#### RECORDS SUPPLIED:
<<<<

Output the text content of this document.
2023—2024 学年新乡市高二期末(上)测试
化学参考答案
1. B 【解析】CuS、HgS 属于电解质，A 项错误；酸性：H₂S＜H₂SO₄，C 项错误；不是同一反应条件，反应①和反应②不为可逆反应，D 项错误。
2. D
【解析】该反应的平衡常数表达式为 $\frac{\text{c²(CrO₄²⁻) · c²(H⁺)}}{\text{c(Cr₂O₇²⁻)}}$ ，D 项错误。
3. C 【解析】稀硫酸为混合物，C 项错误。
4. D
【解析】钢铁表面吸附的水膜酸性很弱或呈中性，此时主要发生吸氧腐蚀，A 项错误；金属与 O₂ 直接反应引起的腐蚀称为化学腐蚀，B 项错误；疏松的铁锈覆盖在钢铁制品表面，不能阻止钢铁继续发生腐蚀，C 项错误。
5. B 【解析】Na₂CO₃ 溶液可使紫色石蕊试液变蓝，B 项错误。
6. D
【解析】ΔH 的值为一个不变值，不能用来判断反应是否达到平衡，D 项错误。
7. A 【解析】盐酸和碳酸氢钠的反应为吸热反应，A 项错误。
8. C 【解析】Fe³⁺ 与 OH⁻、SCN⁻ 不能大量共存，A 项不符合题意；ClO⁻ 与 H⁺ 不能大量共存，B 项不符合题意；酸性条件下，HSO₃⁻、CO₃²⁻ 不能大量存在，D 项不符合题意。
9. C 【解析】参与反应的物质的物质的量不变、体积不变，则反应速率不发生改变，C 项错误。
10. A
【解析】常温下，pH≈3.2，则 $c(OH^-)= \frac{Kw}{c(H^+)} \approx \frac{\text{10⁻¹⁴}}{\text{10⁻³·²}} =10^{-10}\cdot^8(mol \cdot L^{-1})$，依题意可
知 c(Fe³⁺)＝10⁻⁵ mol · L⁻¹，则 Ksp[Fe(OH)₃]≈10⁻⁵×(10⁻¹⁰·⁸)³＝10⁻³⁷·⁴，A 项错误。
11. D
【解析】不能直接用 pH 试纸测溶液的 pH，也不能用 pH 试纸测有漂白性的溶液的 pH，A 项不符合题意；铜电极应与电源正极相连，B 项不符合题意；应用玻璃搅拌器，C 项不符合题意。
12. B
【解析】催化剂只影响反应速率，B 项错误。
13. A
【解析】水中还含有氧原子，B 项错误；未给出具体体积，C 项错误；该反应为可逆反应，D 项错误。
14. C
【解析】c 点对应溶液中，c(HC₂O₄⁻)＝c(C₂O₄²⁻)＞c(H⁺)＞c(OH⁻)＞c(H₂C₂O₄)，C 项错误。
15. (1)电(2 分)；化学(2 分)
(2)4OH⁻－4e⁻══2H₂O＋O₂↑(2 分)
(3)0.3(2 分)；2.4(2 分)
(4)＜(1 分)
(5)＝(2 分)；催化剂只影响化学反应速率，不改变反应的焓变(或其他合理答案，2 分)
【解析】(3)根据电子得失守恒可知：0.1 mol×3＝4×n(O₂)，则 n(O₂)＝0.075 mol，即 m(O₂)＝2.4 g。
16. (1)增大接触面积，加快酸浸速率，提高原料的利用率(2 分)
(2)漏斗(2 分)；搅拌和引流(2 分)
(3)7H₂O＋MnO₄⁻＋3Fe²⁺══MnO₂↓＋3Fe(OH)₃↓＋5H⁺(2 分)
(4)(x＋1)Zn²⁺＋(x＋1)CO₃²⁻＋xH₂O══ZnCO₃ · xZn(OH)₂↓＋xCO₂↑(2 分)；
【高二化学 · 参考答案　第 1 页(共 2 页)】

>>>>

#### WHAT YOU HAVE TO DO:
Every line above should be written out again exactly as it stands.

#### SOLUTION FOR THIS EXERCISE:
Output the text content of this document.
2023—2024 学年新乡市高二期末(上)测试
化学参考答案
1. B 【解析】CuS、HgS 属于电解质，A 项错误；酸性：H₂S＜H₂SO₄，C 项错误；不是同一反应条件，反应①和反应②不为可逆反应，D 项错误。
2. D
【解析】该反应的平衡常数表达式为 $\frac{\text{c²(CrO₄²⁻) · c²(H⁺)}}{\text{c(Cr₂O₇²⁻)}}$ ，D 项错误。
3. C 【解析】稀硫酸为混合物，C 项错误。
4. D
【解析】钢铁表面吸附的水膜酸性很弱或呈中性，此时主要发生吸氧腐蚀，A 项错误；金属与 O₂ 直接反应引起的腐蚀称为化学腐蚀，B 项错误；疏松的铁锈覆盖在钢铁制品表面，不能阻止钢铁继续发生腐蚀，C 项错误。
5. B 【解析】Na₂CO₃ 溶液可使紫色石蕊试液变蓝，B 项错误。
6. D
【解析】ΔH 的值为一个不变值，不能用来判断反应是否达到平衡，D 项错误。
7. A 【解析】盐酸和碳酸氢钠的反应为吸热反应，A 项错误。
8. C 【解析】Fe³⁺ 与 OH⁻、SCN⁻ 不能大量共存，A 项不符合题意；ClO⁻ 与 H⁺ 不能大量共存，B 项不符合题意；酸性条件下，HSO₃⁻、CO₃²⁻ 不能大量存在，D 项不符合题意。
9. C 【解析】参与反应的物质的物质的量不变、体积不变，则反应速率不发生改变，C 项错误。
10. A
【解析】常温下，pH≈3.2，则 $c(OH^-)= \frac{Kw}{c(H^+)} \approx \frac{\text{10⁻¹⁴}}{\text{10⁻³·²}} =10^{-10}\cdot^8(mol \cdot L^{-1})$，依题意可
知 c(Fe³⁺)＝10⁻⁵ mol · L⁻¹，则 Ksp[Fe(OH)₃]≈10⁻⁵×(10⁻¹⁰·⁸)³＝10⁻³⁷·⁴，A 项错误。
11. D
【解析】不能直接用 pH 试纸测溶液的 pH，也不能用 pH 试纸测有漂白性的溶液的 pH，A 项不符合题意；铜电极应与电源正极相连，B 项不符合题意；应用玻璃搅拌器，C 项不符合题意。
12. B
【解析】催化剂只影响反应速率，B 项错误。
13. A
【解析】水中还含有氧原子，B 项错误；未给出具体体积，C 项错误；该反应为可逆反应，D 项错误。
14. C
【解析】c 点对应溶液中，c(HC₂O₄⁻)＝c(C₂O₄²⁻)＞c(H⁺)＞c(OH⁻)＞c(H₂C₂O₄)，C 项错误。
15. (1)电(2 分)；化学(2 分)
(2)4OH⁻－4e⁻══2H₂O＋O₂↑(2 分)
(3)0.3(2 分)；2.4(2 分)
(4)＜(1 分)
(5)＝(2 分)；催化剂只影响化学反应速率，不改变反应的焓变(或其他合理答案，2 分)
【解析】(3)根据电子得失守恒可知：0.1 mol×3＝4×n(O₂)，则 n(O₂)＝0.075 mol，即 m(O₂)＝2.4 g。
16. (1)增大接触面积，加快酸浸速率，提高原料的利用率(2 分)
(2)漏斗(2 分)；搅拌和引流(2 分)
(3)7H₂O＋MnO₄⁻＋3Fe²⁺══MnO₂↓＋3Fe(OH)₃↓＋5H⁺(2 分)
(4)(x＋1)Zn²⁺＋(x＋1)CO₃²⁻＋xH₂O══ZnCO₃ · xZn(OH)₂↓＋xCO₂↑(2 分)；
【高二化学 · 参考答案　第 1 页(共 2 页)】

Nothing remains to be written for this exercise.